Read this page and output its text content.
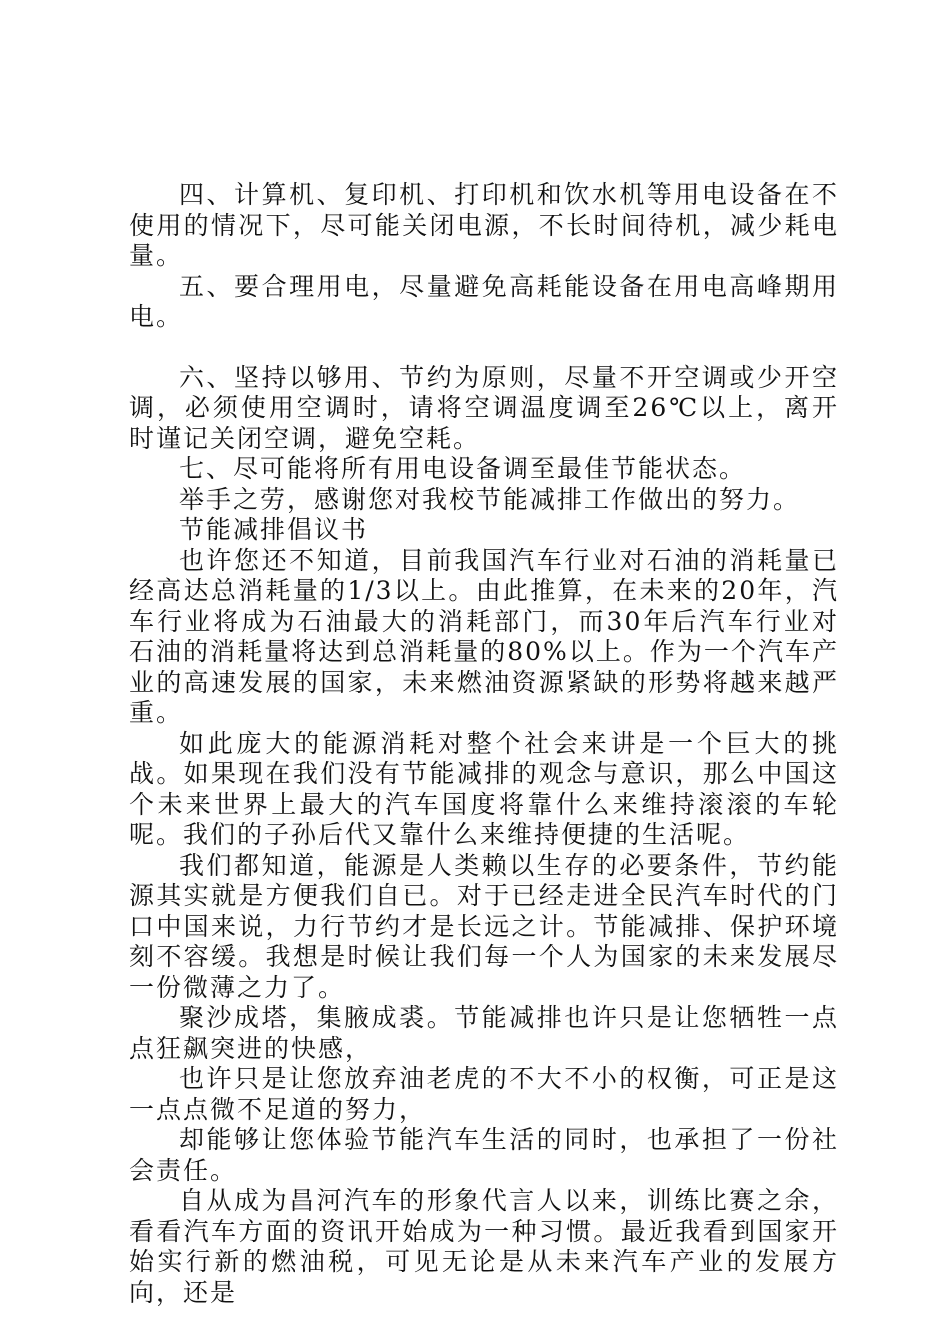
四、计算机、复印机、打印机和饮水机等用电设备在不使用的情况下，尽可能关闭电源，不长时间待机，减少耗电量。

五、要合理用电，尽量避免高耗能设备在用电高峰期用电。

六、坚持以够用、节约为原则，尽量不开空调或少开空调，必须使用空调时，请将空调温度调至26℃以上，离开时谨记关闭空调，避免空耗。

七、尽可能将所有用电设备调至最佳节能状态。

举手之劳，感谢您对我校节能减排工作做出的努力。

节能减排倡议书

也许您还不知道，目前我国汽车行业对石油的消耗量已经高达总消耗量的1/3以上。由此推算，在未来的20年，汽车行业将成为石油最大的消耗部门，而30年后汽车行业对石油的消耗量将达到总消耗量的80%以上。作为一个汽车产业的高速发展的国家，未来燃油资源紧缺的形势将越来越严重。

如此庞大的能源消耗对整个社会来讲是一个巨大的挑战。如果现在我们没有节能减排的观念与意识，那么中国这个未来世界上最大的汽车国度将靠什么来维持滚滚的车轮呢。我们的子孙后代又靠什么来维持便捷的生活呢。

我们都知道，能源是人类赖以生存的必要条件，节约能源其实就是方便我们自已。对于已经走进全民汽车时代的门口中国来说，力行节约才是长远之计。节能减排、保护环境刻不容缓。我想是时候让我们每一个人为国家的未来发展尽一份微薄之力了。

聚沙成塔，集腋成裘。节能减排也许只是让您牺牲一点点狂飙突进的快感，

也许只是让您放弃油老虎的不大不小的权衡，可正是这一点点微不足道的努力，

却能够让您体验节能汽车生活的同时，也承担了一份社会责任。

自从成为昌河汽车的形象代言人以来，训练比赛之余，看看汽车方面的资讯开始成为一种习惯。最近我看到国家开始实行新的燃油税，可见无论是从未来汽车产业的发展方向，还是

**Exercise objective**
Leave out the pictures and copy everything else in the records word for word.

**Reply**
Read this page and output its text content.
四、计算机、复印机、打印机和饮水机等用电设备在不使用的情况下，尽可能关闭电源，不长时间待机，减少耗电量。

五、要合理用电，尽量避免高耗能设备在用电高峰期用电。

六、坚持以够用、节约为原则，尽量不开空调或少开空调，必须使用空调时，请将空调温度调至26℃以上，离开时谨记关闭空调，避免空耗。

七、尽可能将所有用电设备调至最佳节能状态。

举手之劳，感谢您对我校节能减排工作做出的努力。

节能减排倡议书

也许您还不知道，目前我国汽车行业对石油的消耗量已经高达总消耗量的1/3以上。由此推算，在未来的20年，汽车行业将成为石油最大的消耗部门，而30年后汽车行业对石油的消耗量将达到总消耗量的80%以上。作为一个汽车产业的高速发展的国家，未来燃油资源紧缺的形势将越来越严重。

如此庞大的能源消耗对整个社会来讲是一个巨大的挑战。如果现在我们没有节能减排的观念与意识，那么中国这个未来世界上最大的汽车国度将靠什么来维持滚滚的车轮呢。我们的子孙后代又靠什么来维持便捷的生活呢。

我们都知道，能源是人类赖以生存的必要条件，节约能源其实就是方便我们自已。对于已经走进全民汽车时代的门口中国来说，力行节约才是长远之计。节能减排、保护环境刻不容缓。我想是时候让我们每一个人为国家的未来发展尽一份微薄之力了。

聚沙成塔，集腋成裘。节能减排也许只是让您牺牲一点点狂飙突进的快感，

也许只是让您放弃油老虎的不大不小的权衡，可正是这一点点微不足道的努力，

却能够让您体验节能汽车生活的同时，也承担了一份社会责任。

自从成为昌河汽车的形象代言人以来，训练比赛之余，看看汽车方面的资讯开始成为一种习惯。最近我看到国家开始实行新的燃油税，可见无论是从未来汽车产业的发展方向，还是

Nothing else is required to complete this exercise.